=== DATASET RECORDS ===

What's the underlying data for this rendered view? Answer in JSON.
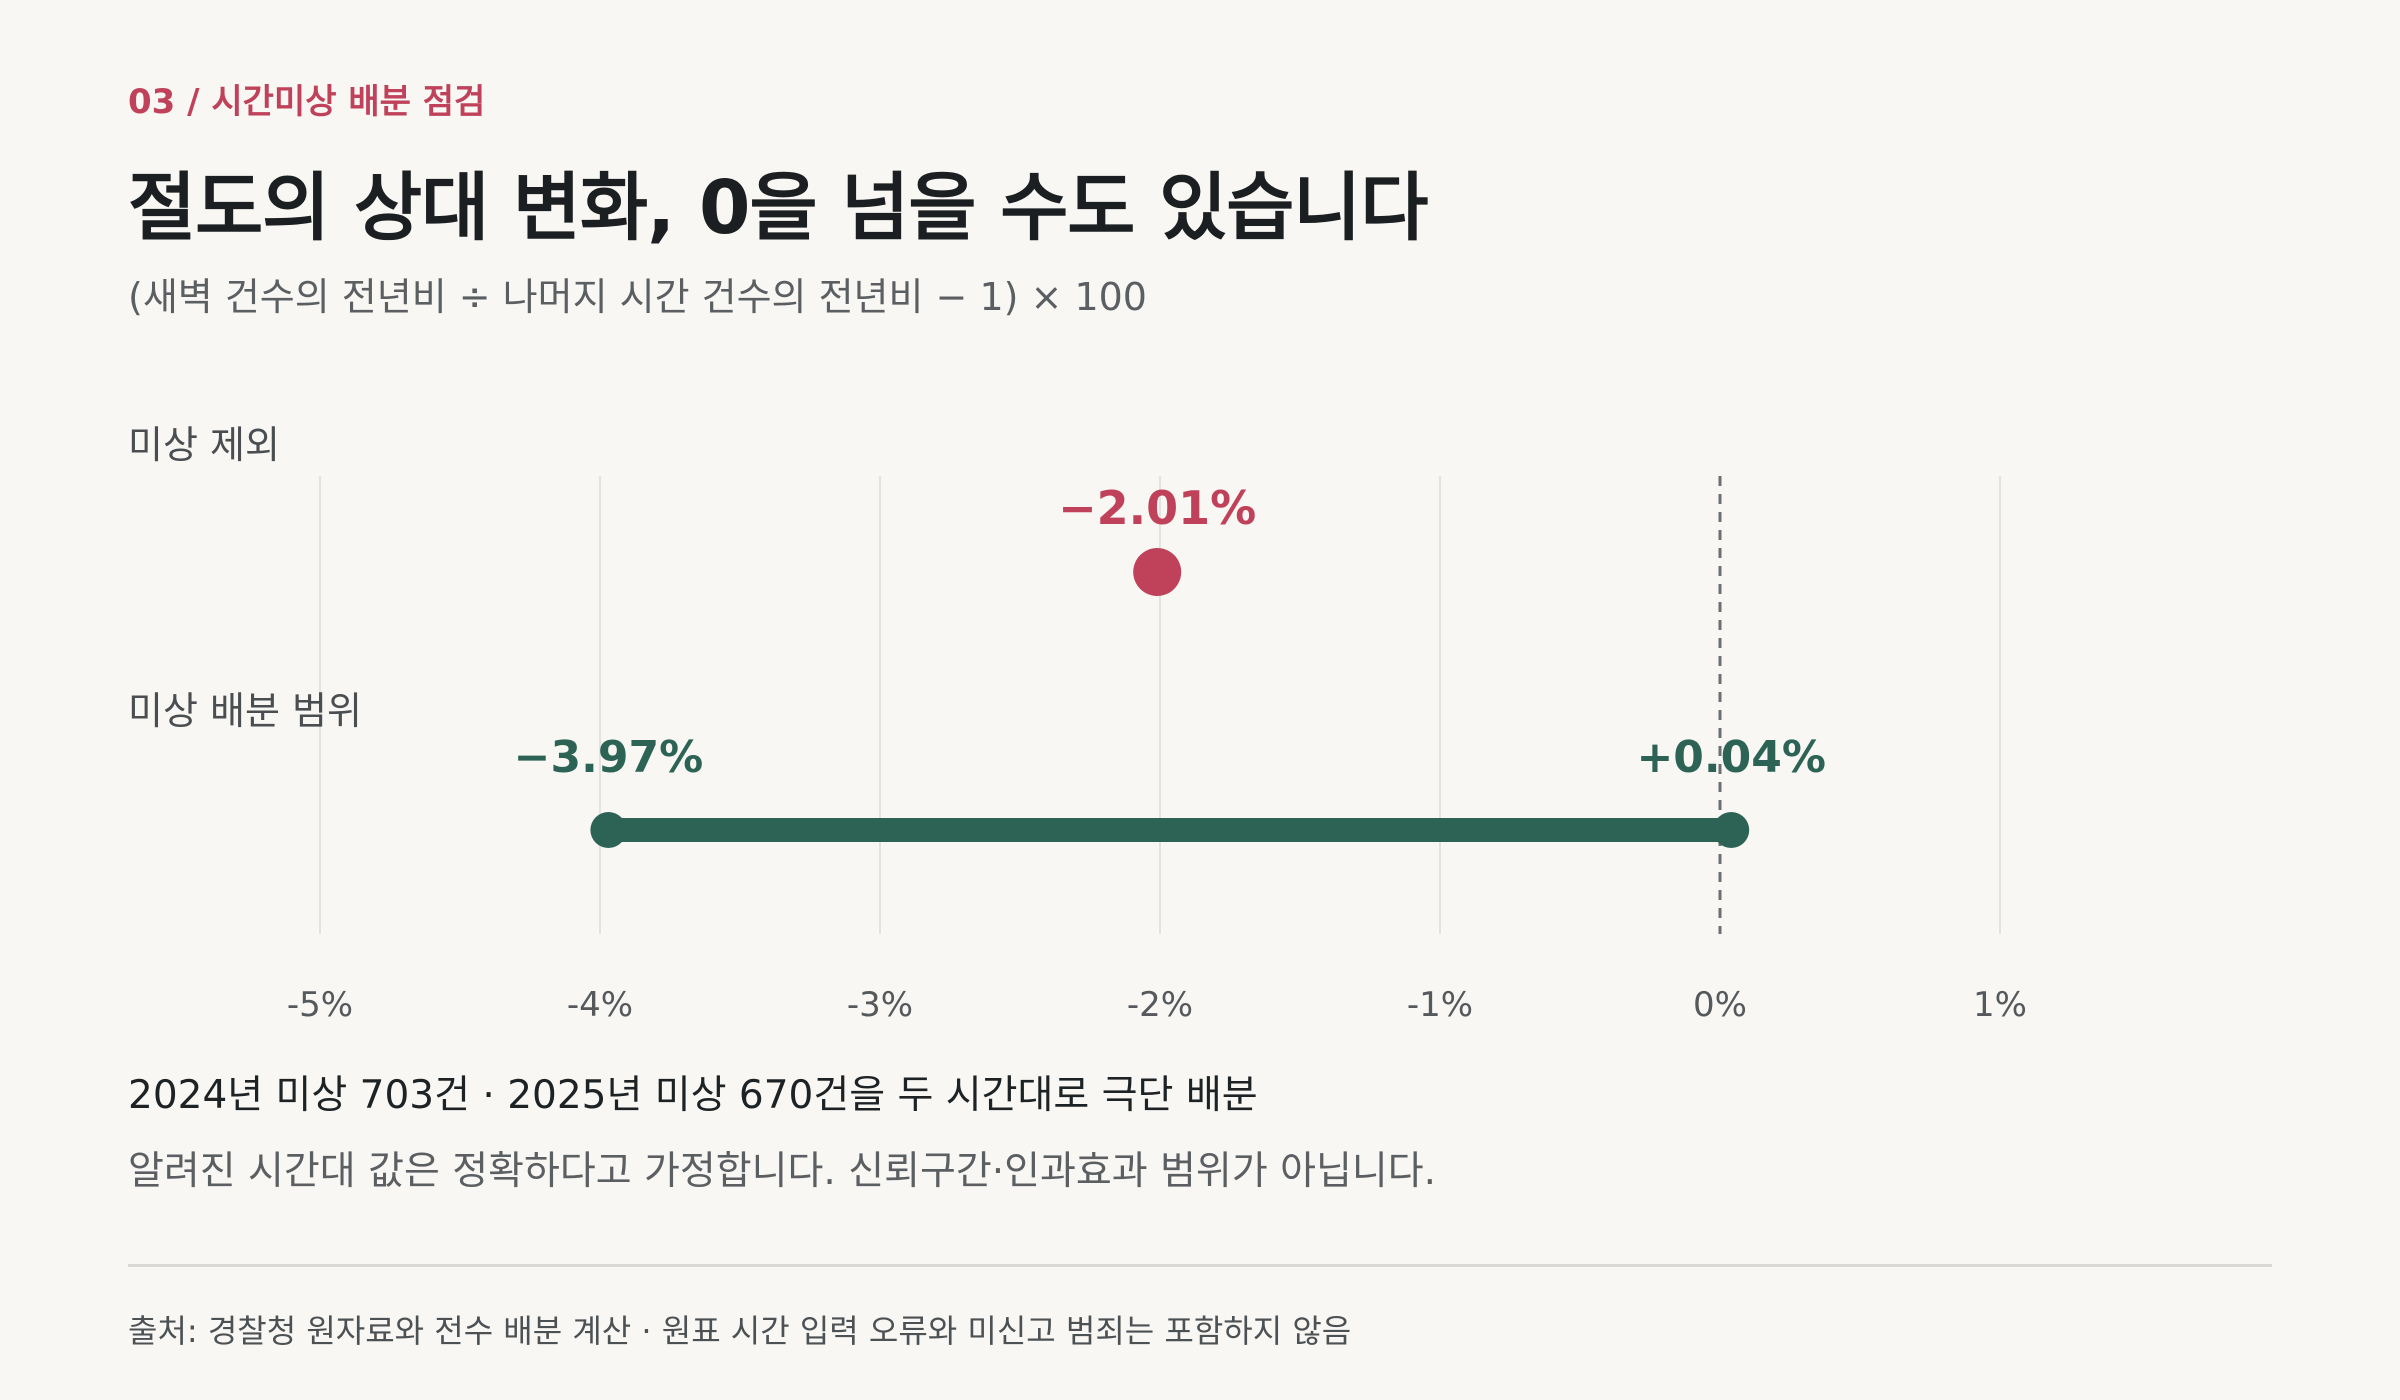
{
  "header": {
    "kicker": "03 / 시간미상 배분 점검",
    "title": "절도의 상대 변화, 0을 넘을 수도 있습니다",
    "subtitle": "(새벽 건수의 전년비 ÷ 나머지 시간 건수의 전년비 − 1) × 100"
  },
  "chart_data": {
    "type": "dot-range",
    "xlim": [
      -5.5,
      1.5
    ],
    "x_ticks": [
      -5,
      -4,
      -3,
      -2,
      -1,
      0,
      1
    ],
    "x_tick_labels": [
      "-5%",
      "-4%",
      "-3%",
      "-2%",
      "-1%",
      "0%",
      "1%"
    ],
    "reference_line": 0,
    "grid": true,
    "rows": [
      {
        "label": "미상 제외",
        "kind": "point",
        "value": -2.01,
        "value_label": "−2.01%",
        "color": "#c0425a"
      },
      {
        "label": "미상 배분 범위",
        "kind": "range",
        "min": -3.97,
        "max": 0.04,
        "min_label": "−3.97%",
        "max_label": "+0.04%",
        "color": "#2c6355"
      }
    ]
  },
  "notes": {
    "main": "2024년 미상 703건 · 2025년 미상 670건을 두 시간대로 극단 배분",
    "caveat": "알려진 시간대 값은 정확하다고 가정합니다. 신뢰구간·인과효과 범위가 아닙니다."
  },
  "footer": {
    "source": "출처: 경찰청 원자료와 전수 배분 계산 · 원표 시간 입력 오류와 미신고 범죄는 포함하지 않음"
  }
}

===

■ AIM OF THE TASK ■
Repeat the data exactly, excluding the pictures.

■ EXERCISE OUTPUT ■
What's the underlying data for this rendered view? Answer in JSON.
{
  "header": {
    "kicker": "03 / 시간미상 배분 점검",
    "title": "절도의 상대 변화, 0을 넘을 수도 있습니다",
    "subtitle": "(새벽 건수의 전년비 ÷ 나머지 시간 건수의 전년비 − 1) × 100"
  },
  "chart_data": {
    "type": "dot-range",
    "xlim": [
      -5.5,
      1.5
    ],
    "x_ticks": [
      -5,
      -4,
      -3,
      -2,
      -1,
      0,
      1
    ],
    "x_tick_labels": [
      "-5%",
      "-4%",
      "-3%",
      "-2%",
      "-1%",
      "0%",
      "1%"
    ],
    "reference_line": 0,
    "grid": true,
    "rows": [
      {
        "label": "미상 제외",
        "kind": "point",
        "value": -2.01,
        "value_label": "−2.01%",
        "color": "#c0425a"
      },
      {
        "label": "미상 배분 범위",
        "kind": "range",
        "min": -3.97,
        "max": 0.04,
        "min_label": "−3.97%",
        "max_label": "+0.04%",
        "color": "#2c6355"
      }
    ]
  },
  "notes": {
    "main": "2024년 미상 703건 · 2025년 미상 670건을 두 시간대로 극단 배분",
    "caveat": "알려진 시간대 값은 정확하다고 가정합니다. 신뢰구간·인과효과 범위가 아닙니다."
  },
  "footer": {
    "source": "출처: 경찰청 원자료와 전수 배분 계산 · 원표 시간 입력 오류와 미신고 범죄는 포함하지 않음"
  }
}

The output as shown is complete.